● Recorded information
—————

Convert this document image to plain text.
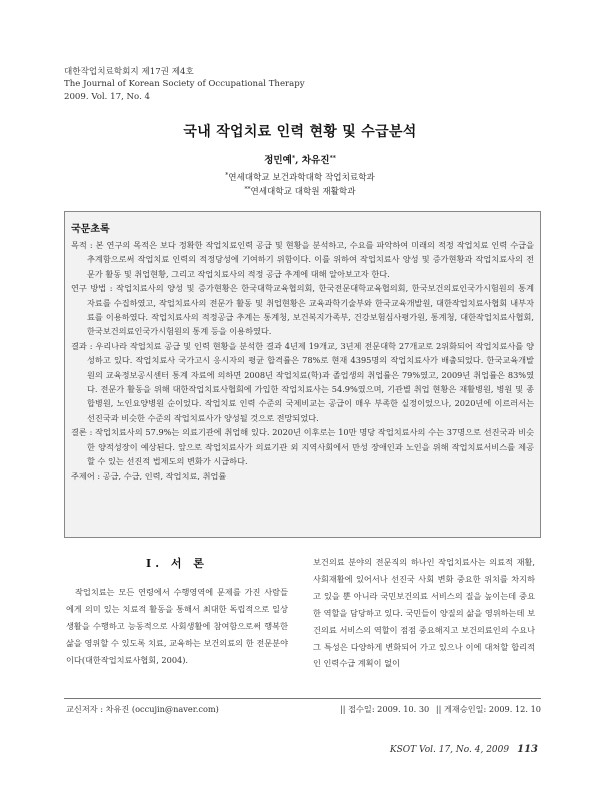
대한작업치료학회지 제17권 제4호
The Journal of Korean Society of Occupational Therapy
2009. Vol. 17, No. 4
국내 작업치료 인력 현황 및 수급분석
정민예*, 차유진**
*연세대학교 보건과학대학 작업치료학과
**연세대학교 대학원 재활학과
국문초록
목적 : 본 연구의 목적은 보다 정확한 작업치료인력 공급 및 현황을 분석하고, 수요를 파악하여 미래의 적정 작업치료 인력 수급을 추계함으로써 작업치료 인력의 적정당성에 기여하기 위함이다. 이를 위하여 작업치료사 양성 및 증가현황과 작업치료사의 전문가 활동 및 취업현황, 그리고 작업치료사의 적정 공급 추계에 대해 알아보고자 한다.
연구 방법 : 작업치료사의 양성 및 증가현황은 한국대학교육협의회, 한국전문대학교육협의회, 한국보건의료인국가시험원의 통계 자료를 수집하였고, 작업치료사의 전문가 활동 및 취업현황은 교육과학기술부와 한국교육개발원, 대한작업치료사협회 내부자료를 이용하였다. 작업치료사의 적정공급 추계는 통계청, 보건복지가족부, 건강보험심사평가원, 통계청, 대한작업치료사협회, 한국보건의료인국가시험원의 통계 등을 이용하였다.
결과 : 우리나라 작업치료 공급 및 인력 현황을 분석한 결과 4년제 19개교, 3년제 전문대학 27개교로 2위화되어 작업치료사를 양성하고 있다. 작업치료사 국가고시 응시자의 평균 합격률은 78%로 현재 4395명의 작업치료사가 배출되었다. 한국교육개발원의 교육정보공시센터 통계 자료에 의하면 2008년 작업치료(학)과 졸업생의 취업률은 79%였고, 2009년 취업률은 83%였다. 전문가 활동을 위해 대한작업치료사협회에 가입한 작업치료사는 54.9%였으며, 기관별 취업 현황은 재활병원, 병원 및 종합병원, 노인요양병원 순이었다. 작업치료 인력 수준의 국제비교는 공급이 매우 부족한 실정이었으나, 2020년에 이르러서는 선진국과 비슷한 수준의 작업치료사가 양성될 것으로 전망되었다.
결론 : 작업치료사의 57.9%는 의료기관에 취업해 있다. 2020년 이후로는 10만 명당 작업치료사의 수는 37명으로 선진국과 비슷한 양적성장이 예상된다. 앞으로 작업치료사가 의료기관 외 지역사회에서 만성 장애인과 노인을 위해 작업치료서비스를 제공할 수 있는 선진적 법제도의 변화가 시급하다.
주제어 : 공급, 수급, 인력, 작업치료, 취업률
Ⅰ. 서 론

작업치료는 모든 연령에서 수행영역에 문제를 가진 사람들에게 의미 있는 치료적 활동을 통해서 최대한 독립적으로 일상생활을 수행하고 능동적으로 사회생활에 참여함으로써 행복한 삶을 영위할 수 있도록 치료, 교육하는 보건의료의 한 전문분야이다(대한작업치료사협회, 2004).

보건의료 분야의 전문직의 하나인 작업치료사는 의료적 재활, 사회재활에 있어서나 선진국 사회 변화 중요한 위치를 차지하고 있을 뿐 아니라 국민보건의료 서비스의 질을 높이는데 중요한 역할을 담당하고 있다. 국민들이 양질의 삶을 영위하는데 보건의료 서비스의 역할이 점점 중요해지고 보건의료인의 수요나 그 특성은 다양하게 변화되어 가고 있으나 이에 대처할 합리적인 인력수급 계획이 없이

교신저자 : 차유진 (occujin@naver.com)	|| 접수일: 2009. 10. 30 || 게재승인일: 2009. 12. 10
KSOT Vol. 17, No. 4, 2009 113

—————

● Goal of the exercise
Out of the records, collect only those lines that contain the string "작업치료사는".

● Solution to the problem
결과 : 우리나라 작업치료 공급 및 인력 현황을 분석한 결과 4년제 19개교, 3년제 전문대학 27개교로 2위화되어 작업치료사를 양성하고 있다. 작업치료사 국가고시 응시자의 평균 합격률은 78%로 현재 4395명의 작업치료사가 배출되었다. 한국교육개발원의 교육정보공시센터 통계 자료에 의하면 2008년 작업치료(학)과 졸업생의 취업률은 79%였고, 2009년 취업률은 83%였다. 전문가 활동을 위해 대한작업치료사협회에 가입한 작업치료사는 54.9%였으며, 기관별 취업 현황은 재활병원, 병원 및 종합병원, 노인요양병원 순이었다. 작업치료 인력 수준의 국제비교는 공급이 매우 부족한 실정이었으나, 2020년에 이르러서는 선진국과 비슷한 수준의 작업치료사가 양성될 것으로 전망되었다.
보건의료 분야의 전문직의 하나인 작업치료사는 의료적 재활, 사회재활에 있어서나 선진국 사회 변화 중요한 위치를 차지하고 있을 뿐 아니라 국민보건의료 서비스의 질을 높이는데 중요한 역할을 담당하고 있다. 국민들이 양질의 삶을 영위하는데 보건의료 서비스의 역할이 점점 중요해지고 보건의료인의 수요나 그 특성은 다양하게 변화되어 가고 있으나 이에 대처할 합리적인 인력수급 계획이 없이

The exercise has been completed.